Reproduce the listing below in full and without alteration, apart from its pictures.
───
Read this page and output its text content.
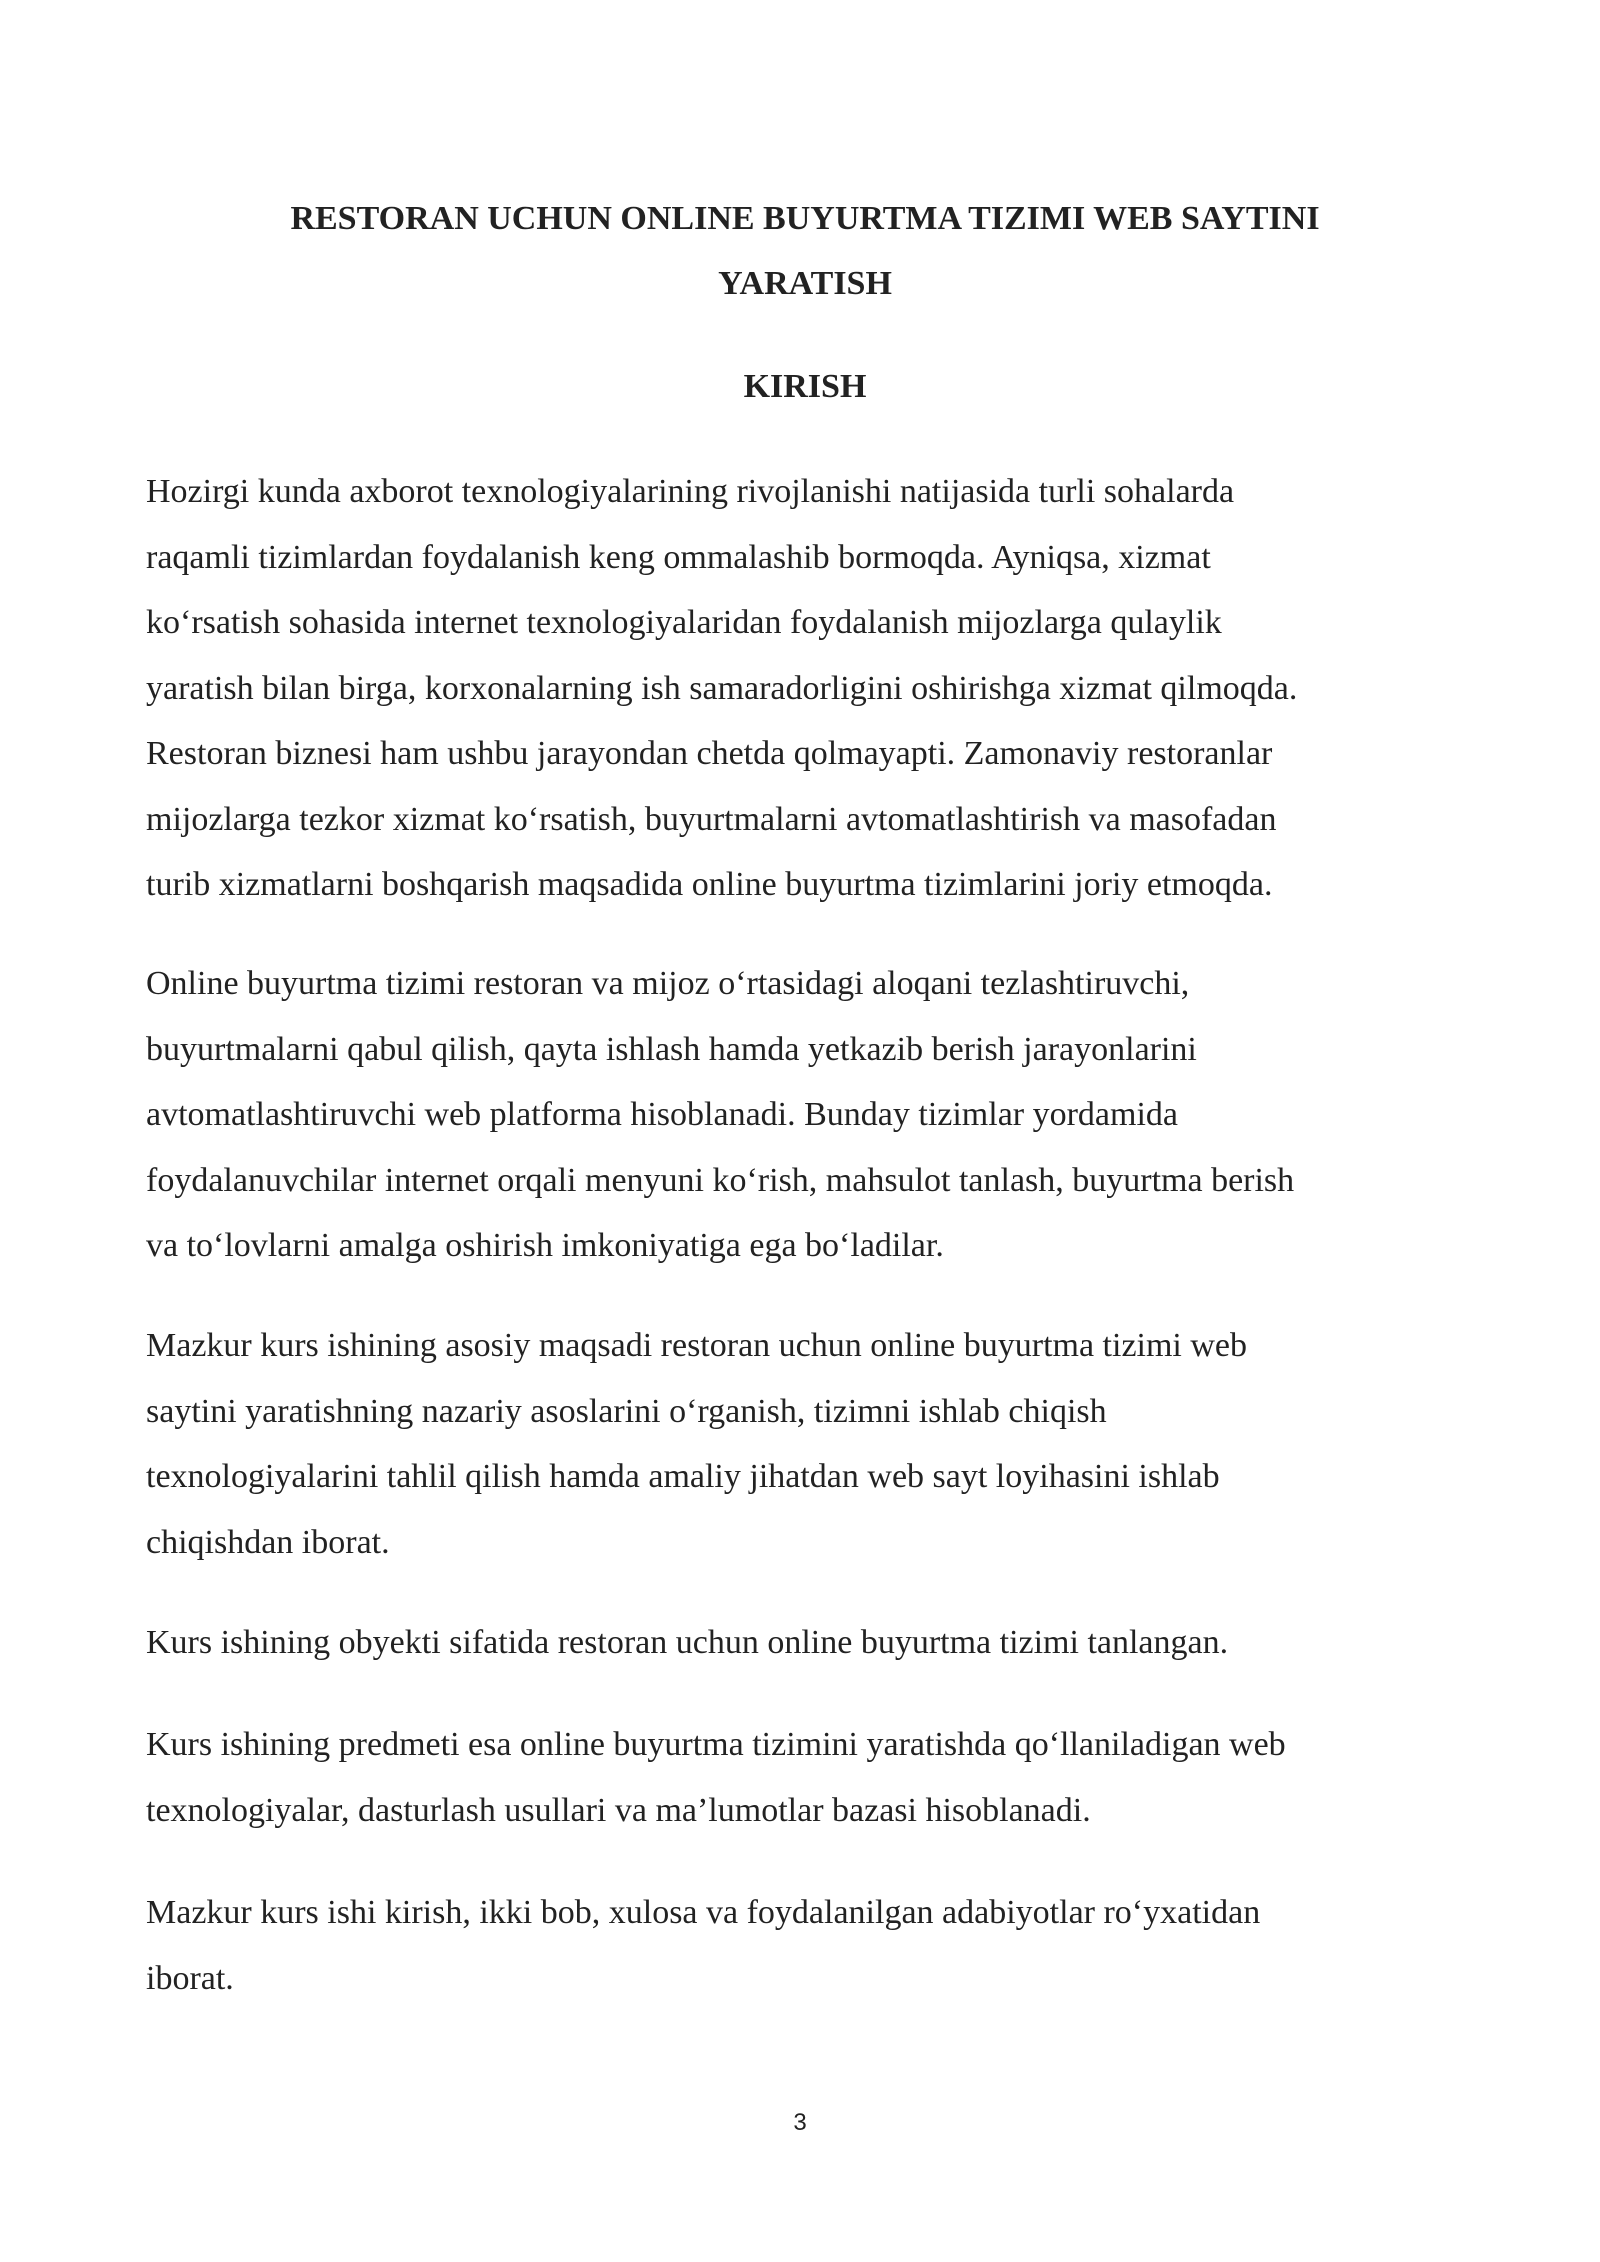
RESTORAN UCHUN ONLINE BUYURTMA TIZIMI WEB SAYTINI
YARATISH
KIRISH

Hozirgi kunda axborot texnologiyalarining rivojlanishi natijasida turli sohalarda
raqamli tizimlardan foydalanish keng ommalashib bormoqda. Ayniqsa, xizmat
ko‘rsatish sohasida internet texnologiyalaridan foydalanish mijozlarga qulaylik
yaratish bilan birga, korxonalarning ish samaradorligini oshirishga xizmat qilmoqda.
Restoran biznesi ham ushbu jarayondan chetda qolmayapti. Zamonaviy restoranlar
mijozlarga tezkor xizmat ko‘rsatish, buyurtmalarni avtomatlashtirish va masofadan
turib xizmatlarni boshqarish maqsadida online buyurtma tizimlarini joriy etmoqda.

Online buyurtma tizimi restoran va mijoz o‘rtasidagi aloqani tezlashtiruvchi,
buyurtmalarni qabul qilish, qayta ishlash hamda yetkazib berish jarayonlarini
avtomatlashtiruvchi web platforma hisoblanadi. Bunday tizimlar yordamida
foydalanuvchilar internet orqali menyuni ko‘rish, mahsulot tanlash, buyurtma berish
va to‘lovlarni amalga oshirish imkoniyatiga ega bo‘ladilar.

Mazkur kurs ishining asosiy maqsadi restoran uchun online buyurtma tizimi web
saytini yaratishning nazariy asoslarini o‘rganish, tizimni ishlab chiqish
texnologiyalarini tahlil qilish hamda amaliy jihatdan web sayt loyihasini ishlab
chiqishdan iborat.

Kurs ishining obyekti sifatida restoran uchun online buyurtma tizimi tanlangan.

Kurs ishining predmeti esa online buyurtma tizimini yaratishda qo‘llaniladigan web
texnologiyalar, dasturlash usullari va ma’lumotlar bazasi hisoblanadi.

Mazkur kurs ishi kirish, ikki bob, xulosa va foydalanilgan adabiyotlar ro‘yxatidan
iborat.

3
───
**ANSWER TO THIS PROBLEM**:
Read this page and output its text content.
RESTORAN UCHUN ONLINE BUYURTMA TIZIMI WEB SAYTINI
YARATISH
KIRISH

Hozirgi kunda axborot texnologiyalarining rivojlanishi natijasida turli sohalarda
raqamli tizimlardan foydalanish keng ommalashib bormoqda. Ayniqsa, xizmat
ko‘rsatish sohasida internet texnologiyalaridan foydalanish mijozlarga qulaylik
yaratish bilan birga, korxonalarning ish samaradorligini oshirishga xizmat qilmoqda.
Restoran biznesi ham ushbu jarayondan chetda qolmayapti. Zamonaviy restoranlar
mijozlarga tezkor xizmat ko‘rsatish, buyurtmalarni avtomatlashtirish va masofadan
turib xizmatlarni boshqarish maqsadida online buyurtma tizimlarini joriy etmoqda.

Online buyurtma tizimi restoran va mijoz o‘rtasidagi aloqani tezlashtiruvchi,
buyurtmalarni qabul qilish, qayta ishlash hamda yetkazib berish jarayonlarini
avtomatlashtiruvchi web platforma hisoblanadi. Bunday tizimlar yordamida
foydalanuvchilar internet orqali menyuni ko‘rish, mahsulot tanlash, buyurtma berish
va to‘lovlarni amalga oshirish imkoniyatiga ega bo‘ladilar.

Mazkur kurs ishining asosiy maqsadi restoran uchun online buyurtma tizimi web
saytini yaratishning nazariy asoslarini o‘rganish, tizimni ishlab chiqish
texnologiyalarini tahlil qilish hamda amaliy jihatdan web sayt loyihasini ishlab
chiqishdan iborat.

Kurs ishining obyekti sifatida restoran uchun online buyurtma tizimi tanlangan.

Kurs ishining predmeti esa online buyurtma tizimini yaratishda qo‘llaniladigan web
texnologiyalar, dasturlash usullari va ma’lumotlar bazasi hisoblanadi.

Mazkur kurs ishi kirish, ikki bob, xulosa va foydalanilgan adabiyotlar ro‘yxatidan
iborat.

3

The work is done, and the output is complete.